═════ RECORDS FOR PROCESSING ═════

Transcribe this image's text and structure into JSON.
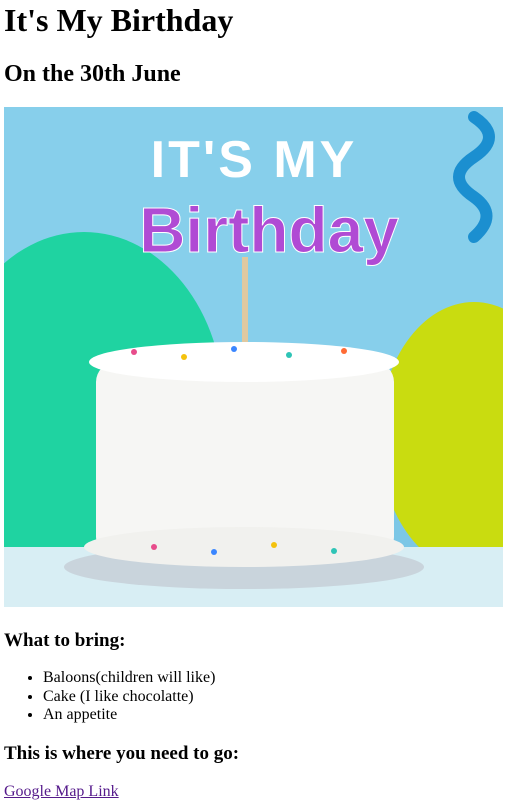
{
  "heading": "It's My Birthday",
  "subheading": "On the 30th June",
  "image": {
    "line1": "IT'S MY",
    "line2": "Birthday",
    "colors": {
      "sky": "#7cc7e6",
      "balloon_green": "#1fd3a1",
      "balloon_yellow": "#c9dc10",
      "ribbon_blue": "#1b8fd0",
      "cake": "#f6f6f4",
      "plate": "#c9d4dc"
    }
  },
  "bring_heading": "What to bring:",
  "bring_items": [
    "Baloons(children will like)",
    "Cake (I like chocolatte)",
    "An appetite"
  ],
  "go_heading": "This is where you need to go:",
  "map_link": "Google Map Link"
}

═════

Omit all pictures while transcribing the entries verbatim.

EXERCISE SOLUTION ▸
Transcribe this image's text and structure into JSON.
{
  "heading": "It's My Birthday",
  "subheading": "On the 30th June",
  "image": {
    "line1": "IT'S MY",
    "line2": "Birthday",
    "colors": {
      "sky": "#7cc7e6",
      "balloon_green": "#1fd3a1",
      "balloon_yellow": "#c9dc10",
      "ribbon_blue": "#1b8fd0",
      "cake": "#f6f6f4",
      "plate": "#c9d4dc"
    }
  },
  "bring_heading": "What to bring:",
  "bring_items": [
    "Baloons(children will like)",
    "Cake (I like chocolatte)",
    "An appetite"
  ],
  "go_heading": "This is where you need to go:",
  "map_link": "Google Map Link"
}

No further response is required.